Brief:
The data below is to be output in full, unchanged.

········

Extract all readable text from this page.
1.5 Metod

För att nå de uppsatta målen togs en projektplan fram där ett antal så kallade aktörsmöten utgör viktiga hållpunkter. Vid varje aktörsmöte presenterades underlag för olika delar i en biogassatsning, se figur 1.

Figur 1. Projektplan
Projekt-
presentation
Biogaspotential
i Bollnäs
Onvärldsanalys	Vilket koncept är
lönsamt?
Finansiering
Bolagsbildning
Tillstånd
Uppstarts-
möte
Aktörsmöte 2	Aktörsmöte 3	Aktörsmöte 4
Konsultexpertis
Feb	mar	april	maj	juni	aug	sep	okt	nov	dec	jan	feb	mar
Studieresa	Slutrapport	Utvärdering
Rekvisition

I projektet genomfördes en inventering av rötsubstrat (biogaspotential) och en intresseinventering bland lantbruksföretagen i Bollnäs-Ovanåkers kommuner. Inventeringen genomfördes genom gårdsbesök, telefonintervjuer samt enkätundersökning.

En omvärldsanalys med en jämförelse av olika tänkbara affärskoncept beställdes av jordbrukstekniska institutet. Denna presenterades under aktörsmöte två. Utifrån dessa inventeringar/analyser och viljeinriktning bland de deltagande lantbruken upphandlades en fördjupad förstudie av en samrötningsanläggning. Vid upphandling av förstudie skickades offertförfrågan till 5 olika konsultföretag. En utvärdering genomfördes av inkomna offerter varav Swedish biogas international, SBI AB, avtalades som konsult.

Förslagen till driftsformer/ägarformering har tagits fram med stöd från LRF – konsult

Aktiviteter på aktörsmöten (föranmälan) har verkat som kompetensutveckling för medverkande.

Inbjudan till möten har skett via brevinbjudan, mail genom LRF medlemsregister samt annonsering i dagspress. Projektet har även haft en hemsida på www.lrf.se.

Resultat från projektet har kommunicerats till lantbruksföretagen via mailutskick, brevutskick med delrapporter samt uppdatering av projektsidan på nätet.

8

········

Output for this task:
Extract all readable text from this page.
1.5 Metod

För att nå de uppsatta målen togs en projektplan fram där ett antal så kallade aktörsmöten utgör viktiga hållpunkter. Vid varje aktörsmöte presenterades underlag för olika delar i en biogassatsning, se figur 1.

Figur 1. Projektplan
Projekt-
presentation
Biogaspotential
i Bollnäs
Onvärldsanalys	Vilket koncept är
lönsamt?
Finansiering
Bolagsbildning
Tillstånd
Uppstarts-
möte
Aktörsmöte 2	Aktörsmöte 3	Aktörsmöte 4
Konsultexpertis
Feb	mar	april	maj	juni	aug	sep	okt	nov	dec	jan	feb	mar
Studieresa	Slutrapport	Utvärdering
Rekvisition

I projektet genomfördes en inventering av rötsubstrat (biogaspotential) och en intresseinventering bland lantbruksföretagen i Bollnäs-Ovanåkers kommuner. Inventeringen genomfördes genom gårdsbesök, telefonintervjuer samt enkätundersökning.

En omvärldsanalys med en jämförelse av olika tänkbara affärskoncept beställdes av jordbrukstekniska institutet. Denna presenterades under aktörsmöte två. Utifrån dessa inventeringar/analyser och viljeinriktning bland de deltagande lantbruken upphandlades en fördjupad förstudie av en samrötningsanläggning. Vid upphandling av förstudie skickades offertförfrågan till 5 olika konsultföretag. En utvärdering genomfördes av inkomna offerter varav Swedish biogas international, SBI AB, avtalades som konsult.

Förslagen till driftsformer/ägarformering har tagits fram med stöd från LRF – konsult

Aktiviteter på aktörsmöten (föranmälan) har verkat som kompetensutveckling för medverkande.

Inbjudan till möten har skett via brevinbjudan, mail genom LRF medlemsregister samt annonsering i dagspress. Projektet har även haft en hemsida på www.lrf.se.

Resultat från projektet har kommunicerats till lantbruksföretagen via mailutskick, brevutskick med delrapporter samt uppdatering av projektsidan på nätet.

8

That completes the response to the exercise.